start Records for this exercise
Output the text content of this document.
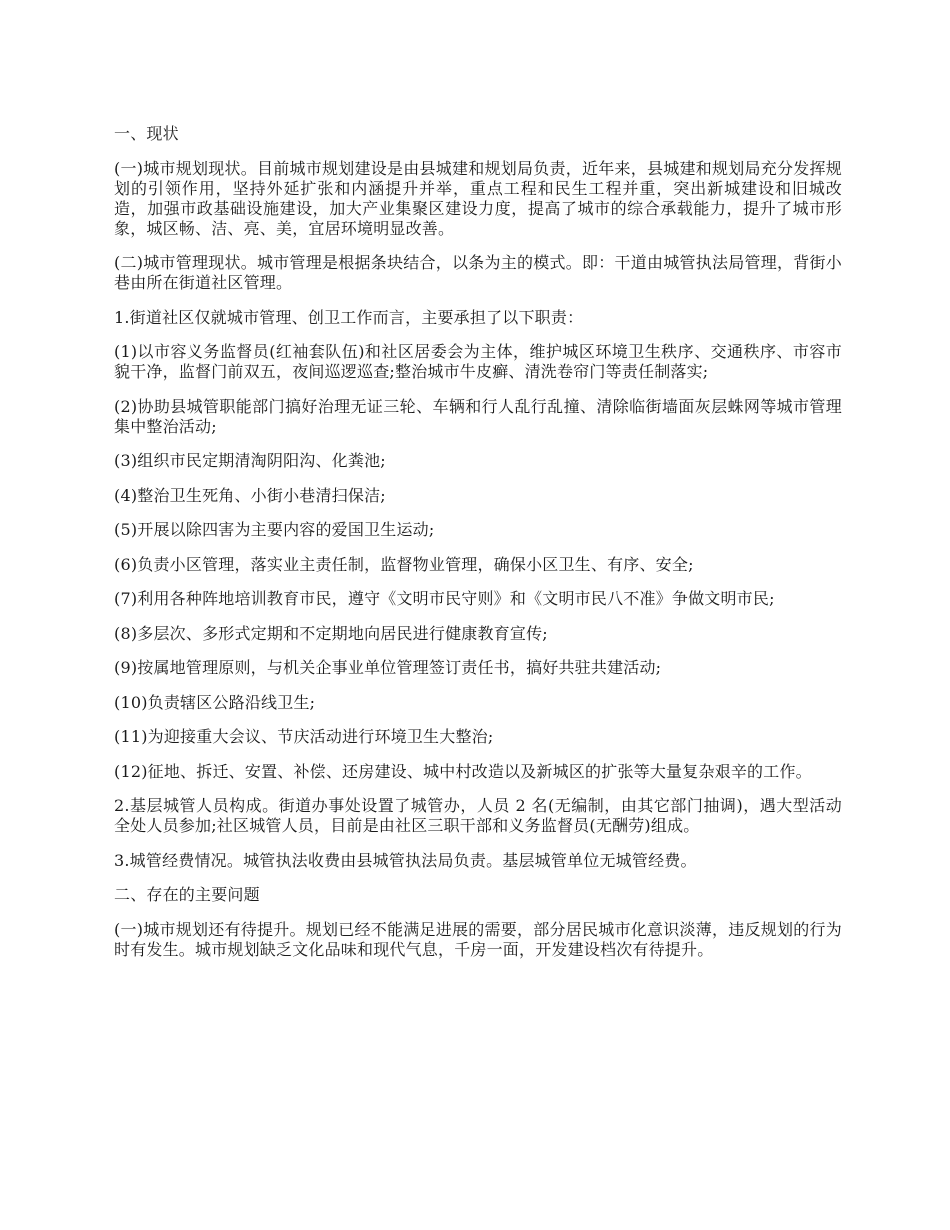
一、现状

(一)城市规划现状。目前城市规划建设是由县城建和规划局负责，近年来，县城建和规划局充分发挥规划的引领作用，坚持外延扩张和内涵提升并举，重点工程和民生工程并重，突出新城建设和旧城改造，加强市政基础设施建设，加大产业集聚区建设力度，提高了城市的综合承载能力，提升了城市形象，城区畅、洁、亮、美，宜居环境明显改善。

(二)城市管理现状。城市管理是根据条块结合，以条为主的模式。即：干道由城管执法局管理，背街小巷由所在街道社区管理。

1.街道社区仅就城市管理、创卫工作而言，主要承担了以下职责：

(1)以市容义务监督员(红袖套队伍)和社区居委会为主体，维护城区环境卫生秩序、交通秩序、市容市貌干净，监督门前双五，夜间巡逻巡查;整治城市牛皮癣、清洗卷帘门等责任制落实;

(2)协助县城管职能部门搞好治理无证三轮、车辆和行人乱行乱撞、清除临街墙面灰层蛛网等城市管理集中整治活动;

(3)组织市民定期清淘阴阳沟、化粪池;

(4)整治卫生死角、小街小巷清扫保洁;

(5)开展以除四害为主要内容的爱国卫生运动;

(6)负责小区管理，落实业主责任制，监督物业管理，确保小区卫生、有序、安全;

(7)利用各种阵地培训教育市民，遵守《文明市民守则》和《文明市民八不准》争做文明市民;

(8)多层次、多形式定期和不定期地向居民进行健康教育宣传;

(9)按属地管理原则，与机关企事业单位管理签订责任书，搞好共驻共建活动;

(10)负责辖区公路沿线卫生;

(11)为迎接重大会议、节庆活动进行环境卫生大整治;

(12)征地、拆迁、安置、补偿、还房建设、城中村改造以及新城区的扩张等大量复杂艰辛的工作。

2.基层城管人员构成。街道办事处设置了城管办，人员 2 名(无编制，由其它部门抽调)，遇大型活动全处人员参加;社区城管人员，目前是由社区三职干部和义务监督员(无酬劳)组成。

3.城管经费情况。城管执法收费由县城管执法局负责。基层城管单位无城管经费。

二、存在的主要问题

(一)城市规划还有待提升。规划已经不能满足进展的需要，部分居民城市化意识淡薄，违反规划的行为时有发生。城市规划缺乏文化品味和现代气息，千房一面，开发建设档次有待提升。
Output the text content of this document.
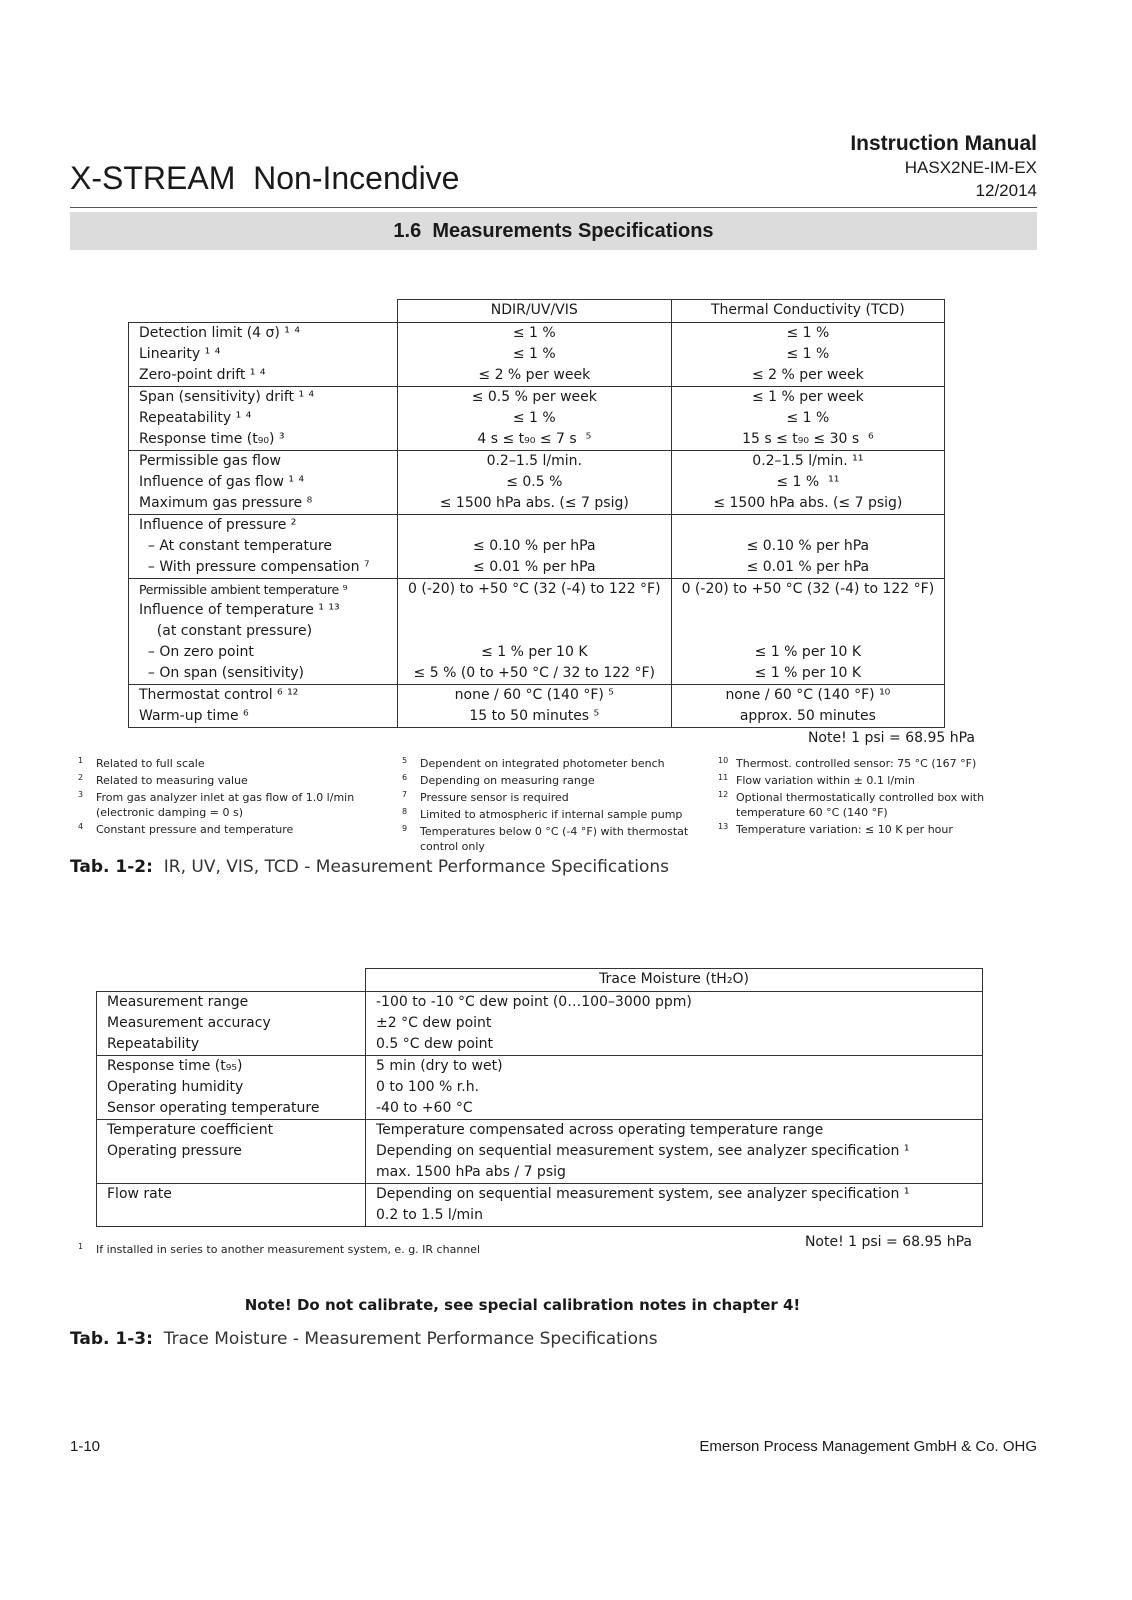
X-STREAM  Non-Incendive
Instruction Manual
HASX2NE-IM-EX
12/2014
1.6  Measurements Specifications
	NDIR/UV/VIS	Thermal Conductivity (TCD)
Detection limit (4 σ) ¹ ⁴	≤ 1 %	≤ 1 %
Linearity ¹ ⁴	≤ 1 %	≤ 1 %
Zero-point drift ¹ ⁴	≤ 2 % per week	≤ 2 % per week
Span (sensitivity) drift ¹ ⁴	≤ 0.5 % per week	≤ 1 % per week
Repeatability ¹ ⁴	≤ 1 %	≤ 1 %
Response time (t₉₀) ³	4 s ≤ t₉₀ ≤ 7 s  ⁵	15 s ≤ t₉₀ ≤ 30 s  ⁶
Permissible gas flow	0.2–1.5 l/min.	0.2–1.5 l/min. ¹¹
Influence of gas flow ¹ ⁴	≤ 0.5 %	≤ 1 %  ¹¹
Maximum gas pressure ⁸	≤ 1500 hPa abs. (≤ 7 psig)	≤ 1500 hPa abs. (≤ 7 psig)
Influence of pressure ²		
– At constant temperature	≤ 0.10 % per hPa	≤ 0.10 % per hPa
– With pressure compensation ⁷	≤ 0.01 % per hPa	≤ 0.01 % per hPa
Permissible ambient temperature ⁹	0 (-20) to +50 °C (32 (-4) to 122 °F)	0 (-20) to +50 °C (32 (-4) to 122 °F)
Influence of temperature ¹ ¹³		
(at constant pressure)		
– On zero point	≤ 1 % per 10 K	≤ 1 % per 10 K
– On span (sensitivity)	≤ 5 % (0 to +50 °C / 32 to 122 °F)	≤ 1 % per 10 K
Thermostat control ⁶ ¹²	none / 60 °C (140 °F) ⁵	none / 60 °C (140 °F) ¹⁰
Warm-up time ⁶	15 to 50 minutes ⁵	approx. 50 minutes
Note! 1 psi = 68.95 hPa
1 Related to full scale
2 Related to measuring value
3 From gas analyzer inlet at gas flow of 1.0 l/min (electronic damping = 0 s)
4 Constant pressure and temperature
5 Dependent on integrated photometer bench
6 Depending on measuring range
7 Pressure sensor is required
8 Limited to atmospheric if internal sample pump
9 Temperatures below 0 °C (-4 °F) with thermostat control only
10 Thermost. controlled sensor: 75 °C (167 °F)
11 Flow variation within ± 0.1 l/min
12 Optional thermostatically controlled box with temperature 60 °C (140 °F)
13 Temperature variation: ≤ 10 K per hour
Tab. 1-2: IR, UV, VIS, TCD - Measurement Performance Specifications
	Trace Moisture (tH₂O)
Measurement range	-100 to -10 °C dew point (0…100–3000 ppm)
Measurement accuracy	±2 °C dew point
Repeatability	0.5 °C dew point
Response time (t₉₅)	5 min (dry to wet)
Operating humidity	0 to 100 % r.h.
Sensor operating temperature	-40 to +60 °C
Temperature coefficient	Temperature compensated across operating temperature range
Operating pressure	Depending on sequential measurement system, see analyzer specification ¹
	max. 1500 hPa abs / 7 psig
Flow rate	Depending on sequential measurement system, see analyzer specification ¹
	0.2 to 1.5 l/min
Note! 1 psi = 68.95 hPa
1 If installed in series to another measurement system, e. g. IR channel
Note! Do not calibrate, see special calibration notes in chapter 4!
Tab. 1-3: Trace Moisture - Measurement Performance Specifications
1-10	Emerson Process Management GmbH & Co. OHG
end Records for this exercise
_Set task:_
Where does the word "Specifications" appear in the listing? List each line that holds it.

_The output:_
1.6  Measurements Specifications
Tab. 1-2: IR, UV, VIS, TCD - Measurement Performance Specifications
Tab. 1-3: Trace Moisture - Measurement Performance Specifications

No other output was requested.